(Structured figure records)
======
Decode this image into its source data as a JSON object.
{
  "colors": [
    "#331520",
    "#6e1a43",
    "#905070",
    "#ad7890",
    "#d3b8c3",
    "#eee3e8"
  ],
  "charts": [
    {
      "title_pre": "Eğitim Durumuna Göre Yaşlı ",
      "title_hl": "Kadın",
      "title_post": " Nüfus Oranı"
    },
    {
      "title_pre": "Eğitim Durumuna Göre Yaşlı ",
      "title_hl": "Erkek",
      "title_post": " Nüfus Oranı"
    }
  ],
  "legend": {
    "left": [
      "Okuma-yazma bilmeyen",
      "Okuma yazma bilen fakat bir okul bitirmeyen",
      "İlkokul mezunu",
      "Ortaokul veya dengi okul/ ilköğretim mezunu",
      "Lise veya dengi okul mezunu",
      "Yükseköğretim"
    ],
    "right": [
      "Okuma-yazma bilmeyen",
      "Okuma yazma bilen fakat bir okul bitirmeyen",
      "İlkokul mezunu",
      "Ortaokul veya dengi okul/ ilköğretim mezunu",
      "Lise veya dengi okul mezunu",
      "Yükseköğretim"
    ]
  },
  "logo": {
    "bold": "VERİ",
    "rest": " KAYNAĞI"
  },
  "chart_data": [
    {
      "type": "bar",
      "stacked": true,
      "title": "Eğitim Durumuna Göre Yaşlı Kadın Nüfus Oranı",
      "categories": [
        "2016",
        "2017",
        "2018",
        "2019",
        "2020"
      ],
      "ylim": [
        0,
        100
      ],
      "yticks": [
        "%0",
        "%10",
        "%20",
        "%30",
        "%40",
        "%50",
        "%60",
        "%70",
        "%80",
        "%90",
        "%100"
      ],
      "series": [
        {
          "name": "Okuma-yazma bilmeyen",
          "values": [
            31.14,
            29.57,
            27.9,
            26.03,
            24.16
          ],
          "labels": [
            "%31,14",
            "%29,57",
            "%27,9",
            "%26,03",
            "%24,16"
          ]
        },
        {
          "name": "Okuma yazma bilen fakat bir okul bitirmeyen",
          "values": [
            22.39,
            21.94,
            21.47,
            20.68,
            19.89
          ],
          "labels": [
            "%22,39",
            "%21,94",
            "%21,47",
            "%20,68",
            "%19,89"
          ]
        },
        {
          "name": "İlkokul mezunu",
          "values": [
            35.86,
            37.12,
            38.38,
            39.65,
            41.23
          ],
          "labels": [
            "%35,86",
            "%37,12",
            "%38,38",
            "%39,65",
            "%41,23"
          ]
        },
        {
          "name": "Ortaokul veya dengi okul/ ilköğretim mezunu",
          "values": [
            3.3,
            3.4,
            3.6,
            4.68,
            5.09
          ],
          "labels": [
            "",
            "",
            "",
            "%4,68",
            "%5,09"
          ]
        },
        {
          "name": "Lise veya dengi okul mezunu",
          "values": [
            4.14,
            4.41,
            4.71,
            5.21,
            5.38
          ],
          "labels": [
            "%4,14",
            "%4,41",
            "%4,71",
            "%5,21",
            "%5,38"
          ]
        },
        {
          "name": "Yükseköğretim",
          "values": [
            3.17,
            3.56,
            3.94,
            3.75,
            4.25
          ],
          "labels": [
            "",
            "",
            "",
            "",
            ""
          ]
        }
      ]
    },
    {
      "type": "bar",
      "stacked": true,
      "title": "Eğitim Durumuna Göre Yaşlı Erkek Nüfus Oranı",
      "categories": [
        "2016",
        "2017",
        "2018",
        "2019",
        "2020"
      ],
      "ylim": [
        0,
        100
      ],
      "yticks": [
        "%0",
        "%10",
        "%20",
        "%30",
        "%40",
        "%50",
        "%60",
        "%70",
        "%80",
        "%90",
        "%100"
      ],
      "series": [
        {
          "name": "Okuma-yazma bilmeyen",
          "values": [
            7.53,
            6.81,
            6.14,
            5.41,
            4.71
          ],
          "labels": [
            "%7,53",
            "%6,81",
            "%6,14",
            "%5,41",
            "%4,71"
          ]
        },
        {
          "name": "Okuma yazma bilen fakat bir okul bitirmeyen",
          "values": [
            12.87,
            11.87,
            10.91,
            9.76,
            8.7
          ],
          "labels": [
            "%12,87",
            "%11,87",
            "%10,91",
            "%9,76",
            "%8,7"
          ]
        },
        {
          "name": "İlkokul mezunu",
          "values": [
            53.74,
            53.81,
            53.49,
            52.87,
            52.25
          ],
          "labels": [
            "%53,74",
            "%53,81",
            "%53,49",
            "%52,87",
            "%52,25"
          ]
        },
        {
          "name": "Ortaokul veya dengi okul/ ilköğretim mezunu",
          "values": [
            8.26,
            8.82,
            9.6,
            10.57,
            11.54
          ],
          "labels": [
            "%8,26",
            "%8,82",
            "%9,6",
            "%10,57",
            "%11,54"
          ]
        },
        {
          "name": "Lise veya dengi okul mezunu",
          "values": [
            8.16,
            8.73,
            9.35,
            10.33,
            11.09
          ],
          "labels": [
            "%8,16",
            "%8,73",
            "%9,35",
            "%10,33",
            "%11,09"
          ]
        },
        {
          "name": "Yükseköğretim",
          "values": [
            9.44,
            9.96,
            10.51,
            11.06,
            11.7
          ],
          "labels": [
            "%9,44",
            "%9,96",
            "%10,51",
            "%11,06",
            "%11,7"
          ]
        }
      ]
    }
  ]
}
======
» **Work to do**
Output the entries verbatim.

» **Response to the task**
Decode this image into its source data as a JSON object.
{
  "colors": [
    "#331520",
    "#6e1a43",
    "#905070",
    "#ad7890",
    "#d3b8c3",
    "#eee3e8"
  ],
  "charts": [
    {
      "title_pre": "Eğitim Durumuna Göre Yaşlı ",
      "title_hl": "Kadın",
      "title_post": " Nüfus Oranı"
    },
    {
      "title_pre": "Eğitim Durumuna Göre Yaşlı ",
      "title_hl": "Erkek",
      "title_post": " Nüfus Oranı"
    }
  ],
  "legend": {
    "left": [
      "Okuma-yazma bilmeyen",
      "Okuma yazma bilen fakat bir okul bitirmeyen",
      "İlkokul mezunu",
      "Ortaokul veya dengi okul/ ilköğretim mezunu",
      "Lise veya dengi okul mezunu",
      "Yükseköğretim"
    ],
    "right": [
      "Okuma-yazma bilmeyen",
      "Okuma yazma bilen fakat bir okul bitirmeyen",
      "İlkokul mezunu",
      "Ortaokul veya dengi okul/ ilköğretim mezunu",
      "Lise veya dengi okul mezunu",
      "Yükseköğretim"
    ]
  },
  "logo": {
    "bold": "VERİ",
    "rest": " KAYNAĞI"
  },
  "chart_data": [
    {
      "type": "bar",
      "stacked": true,
      "title": "Eğitim Durumuna Göre Yaşlı Kadın Nüfus Oranı",
      "categories": [
        "2016",
        "2017",
        "2018",
        "2019",
        "2020"
      ],
      "ylim": [
        0,
        100
      ],
      "yticks": [
        "%0",
        "%10",
        "%20",
        "%30",
        "%40",
        "%50",
        "%60",
        "%70",
        "%80",
        "%90",
        "%100"
      ],
      "series": [
        {
          "name": "Okuma-yazma bilmeyen",
          "values": [
            31.14,
            29.57,
            27.9,
            26.03,
            24.16
          ],
          "labels": [
            "%31,14",
            "%29,57",
            "%27,9",
            "%26,03",
            "%24,16"
          ]
        },
        {
          "name": "Okuma yazma bilen fakat bir okul bitirmeyen",
          "values": [
            22.39,
            21.94,
            21.47,
            20.68,
            19.89
          ],
          "labels": [
            "%22,39",
            "%21,94",
            "%21,47",
            "%20,68",
            "%19,89"
          ]
        },
        {
          "name": "İlkokul mezunu",
          "values": [
            35.86,
            37.12,
            38.38,
            39.65,
            41.23
          ],
          "labels": [
            "%35,86",
            "%37,12",
            "%38,38",
            "%39,65",
            "%41,23"
          ]
        },
        {
          "name": "Ortaokul veya dengi okul/ ilköğretim mezunu",
          "values": [
            3.3,
            3.4,
            3.6,
            4.68,
            5.09
          ],
          "labels": [
            "",
            "",
            "",
            "%4,68",
            "%5,09"
          ]
        },
        {
          "name": "Lise veya dengi okul mezunu",
          "values": [
            4.14,
            4.41,
            4.71,
            5.21,
            5.38
          ],
          "labels": [
            "%4,14",
            "%4,41",
            "%4,71",
            "%5,21",
            "%5,38"
          ]
        },
        {
          "name": "Yükseköğretim",
          "values": [
            3.17,
            3.56,
            3.94,
            3.75,
            4.25
          ],
          "labels": [
            "",
            "",
            "",
            "",
            ""
          ]
        }
      ]
    },
    {
      "type": "bar",
      "stacked": true,
      "title": "Eğitim Durumuna Göre Yaşlı Erkek Nüfus Oranı",
      "categories": [
        "2016",
        "2017",
        "2018",
        "2019",
        "2020"
      ],
      "ylim": [
        0,
        100
      ],
      "yticks": [
        "%0",
        "%10",
        "%20",
        "%30",
        "%40",
        "%50",
        "%60",
        "%70",
        "%80",
        "%90",
        "%100"
      ],
      "series": [
        {
          "name": "Okuma-yazma bilmeyen",
          "values": [
            7.53,
            6.81,
            6.14,
            5.41,
            4.71
          ],
          "labels": [
            "%7,53",
            "%6,81",
            "%6,14",
            "%5,41",
            "%4,71"
          ]
        },
        {
          "name": "Okuma yazma bilen fakat bir okul bitirmeyen",
          "values": [
            12.87,
            11.87,
            10.91,
            9.76,
            8.7
          ],
          "labels": [
            "%12,87",
            "%11,87",
            "%10,91",
            "%9,76",
            "%8,7"
          ]
        },
        {
          "name": "İlkokul mezunu",
          "values": [
            53.74,
            53.81,
            53.49,
            52.87,
            52.25
          ],
          "labels": [
            "%53,74",
            "%53,81",
            "%53,49",
            "%52,87",
            "%52,25"
          ]
        },
        {
          "name": "Ortaokul veya dengi okul/ ilköğretim mezunu",
          "values": [
            8.26,
            8.82,
            9.6,
            10.57,
            11.54
          ],
          "labels": [
            "%8,26",
            "%8,82",
            "%9,6",
            "%10,57",
            "%11,54"
          ]
        },
        {
          "name": "Lise veya dengi okul mezunu",
          "values": [
            8.16,
            8.73,
            9.35,
            10.33,
            11.09
          ],
          "labels": [
            "%8,16",
            "%8,73",
            "%9,35",
            "%10,33",
            "%11,09"
          ]
        },
        {
          "name": "Yükseköğretim",
          "values": [
            9.44,
            9.96,
            10.51,
            11.06,
            11.7
          ],
          "labels": [
            "%9,44",
            "%9,96",
            "%10,51",
            "%11,06",
            "%11,7"
          ]
        }
      ]
    }
  ]
}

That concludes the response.